EXERCISE AIM
Write out the material below again, unchanged.

* BEGIN DATA FOR PROCESSING *

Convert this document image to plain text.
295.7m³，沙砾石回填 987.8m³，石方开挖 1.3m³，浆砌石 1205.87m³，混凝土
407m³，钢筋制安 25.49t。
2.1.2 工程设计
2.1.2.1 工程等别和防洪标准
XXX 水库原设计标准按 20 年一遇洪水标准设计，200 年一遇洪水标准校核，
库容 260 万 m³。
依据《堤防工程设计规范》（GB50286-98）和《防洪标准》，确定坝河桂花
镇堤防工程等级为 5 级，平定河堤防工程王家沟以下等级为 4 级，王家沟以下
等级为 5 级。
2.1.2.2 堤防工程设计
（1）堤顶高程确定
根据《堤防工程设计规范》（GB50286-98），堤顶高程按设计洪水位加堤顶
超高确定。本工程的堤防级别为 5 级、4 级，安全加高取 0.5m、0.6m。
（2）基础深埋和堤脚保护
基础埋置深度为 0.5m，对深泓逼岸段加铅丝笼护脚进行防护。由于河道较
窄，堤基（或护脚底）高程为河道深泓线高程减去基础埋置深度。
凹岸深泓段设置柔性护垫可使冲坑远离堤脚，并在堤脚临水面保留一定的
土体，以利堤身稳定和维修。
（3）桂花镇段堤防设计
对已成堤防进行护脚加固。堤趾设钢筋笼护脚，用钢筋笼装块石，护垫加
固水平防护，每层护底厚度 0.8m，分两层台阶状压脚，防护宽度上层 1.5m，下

* END DATA FOR PROCESSING *

SOLUTION TO THE EXERCISE
Convert this document image to plain text.
295.7m³，沙砾石回填 987.8m³，石方开挖 1.3m³，浆砌石 1205.87m³，混凝土
407m³，钢筋制安 25.49t。
2.1.2 工程设计
2.1.2.1 工程等别和防洪标准
XXX 水库原设计标准按 20 年一遇洪水标准设计，200 年一遇洪水标准校核，
库容 260 万 m³。
依据《堤防工程设计规范》（GB50286-98）和《防洪标准》，确定坝河桂花
镇堤防工程等级为 5 级，平定河堤防工程王家沟以下等级为 4 级，王家沟以下
等级为 5 级。
2.1.2.2 堤防工程设计
（1）堤顶高程确定
根据《堤防工程设计规范》（GB50286-98），堤顶高程按设计洪水位加堤顶
超高确定。本工程的堤防级别为 5 级、4 级，安全加高取 0.5m、0.6m。
（2）基础深埋和堤脚保护
基础埋置深度为 0.5m，对深泓逼岸段加铅丝笼护脚进行防护。由于河道较
窄，堤基（或护脚底）高程为河道深泓线高程减去基础埋置深度。
凹岸深泓段设置柔性护垫可使冲坑远离堤脚，并在堤脚临水面保留一定的
土体，以利堤身稳定和维修。
（3）桂花镇段堤防设计
对已成堤防进行护脚加固。堤趾设钢筋笼护脚，用钢筋笼装块石，护垫加
固水平防护，每层护底厚度 0.8m，分两层台阶状压脚，防护宽度上层 1.5m，下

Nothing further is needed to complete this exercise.